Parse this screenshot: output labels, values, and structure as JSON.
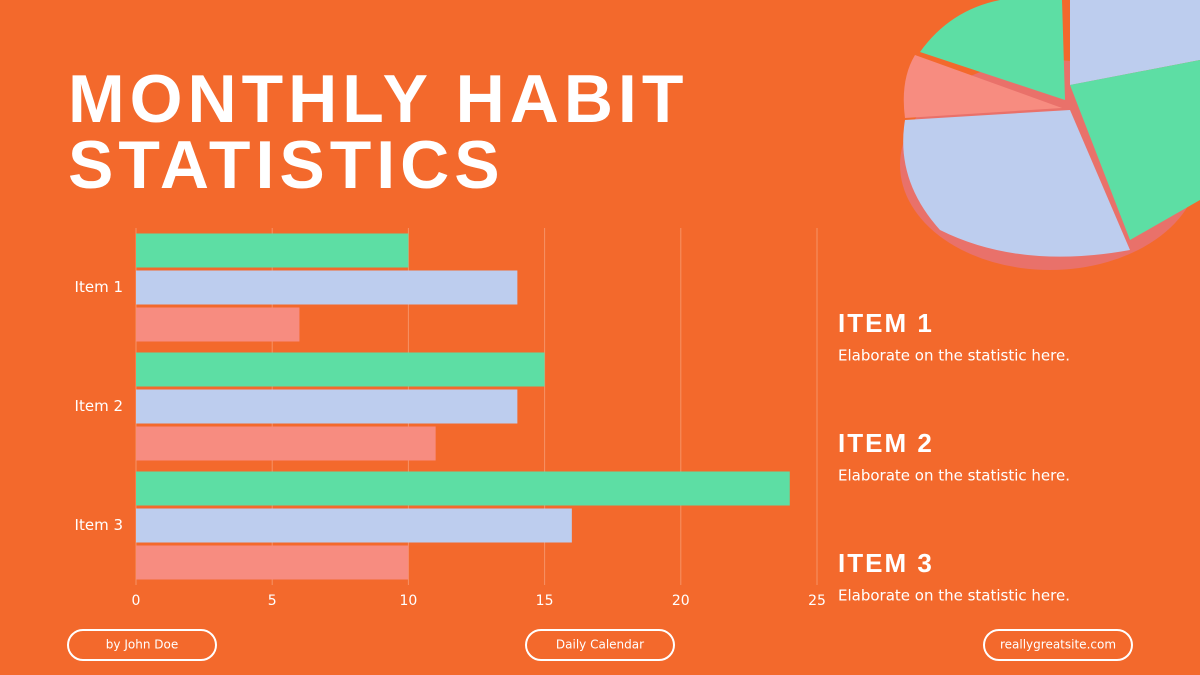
{
  "title": "MONTHLY HABIT STATISTICS",
  "chart_data": {
    "type": "bar",
    "orientation": "horizontal",
    "categories": [
      "Item 1",
      "Item 2",
      "Item 3"
    ],
    "series": [
      {
        "color": "#5ddea4",
        "values": [
          10,
          15,
          24
        ]
      },
      {
        "color": "#bdcdee",
        "values": [
          14,
          14,
          16
        ]
      },
      {
        "color": "#f78c80",
        "values": [
          6,
          11,
          10
        ]
      }
    ],
    "xlim": [
      0,
      25
    ],
    "xticks": [
      0,
      5,
      10,
      15,
      20,
      25
    ],
    "grid": true
  },
  "items": [
    {
      "heading": "ITEM 1",
      "text": "Elaborate on the statistic here."
    },
    {
      "heading": "ITEM 2",
      "text": "Elaborate on the statistic here."
    },
    {
      "heading": "ITEM 3",
      "text": "Elaborate on the statistic here."
    }
  ],
  "footer": {
    "author": "by John Doe",
    "center": "Daily Calendar",
    "site": "reallygreatsite.com"
  }
}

- **What is required**:
Every line should be retyped exactly, with the pictures omitted.

- **Response to the exercise**:
Parse this screenshot: output labels, values, and structure as JSON.
{
  "title": "MONTHLY HABIT STATISTICS",
  "chart_data": {
    "type": "bar",
    "orientation": "horizontal",
    "categories": [
      "Item 1",
      "Item 2",
      "Item 3"
    ],
    "series": [
      {
        "color": "#5ddea4",
        "values": [
          10,
          15,
          24
        ]
      },
      {
        "color": "#bdcdee",
        "values": [
          14,
          14,
          16
        ]
      },
      {
        "color": "#f78c80",
        "values": [
          6,
          11,
          10
        ]
      }
    ],
    "xlim": [
      0,
      25
    ],
    "xticks": [
      0,
      5,
      10,
      15,
      20,
      25
    ],
    "grid": true
  },
  "items": [
    {
      "heading": "ITEM 1",
      "text": "Elaborate on the statistic here."
    },
    {
      "heading": "ITEM 2",
      "text": "Elaborate on the statistic here."
    },
    {
      "heading": "ITEM 3",
      "text": "Elaborate on the statistic here."
    }
  ],
  "footer": {
    "author": "by John Doe",
    "center": "Daily Calendar",
    "site": "reallygreatsite.com"
  }
}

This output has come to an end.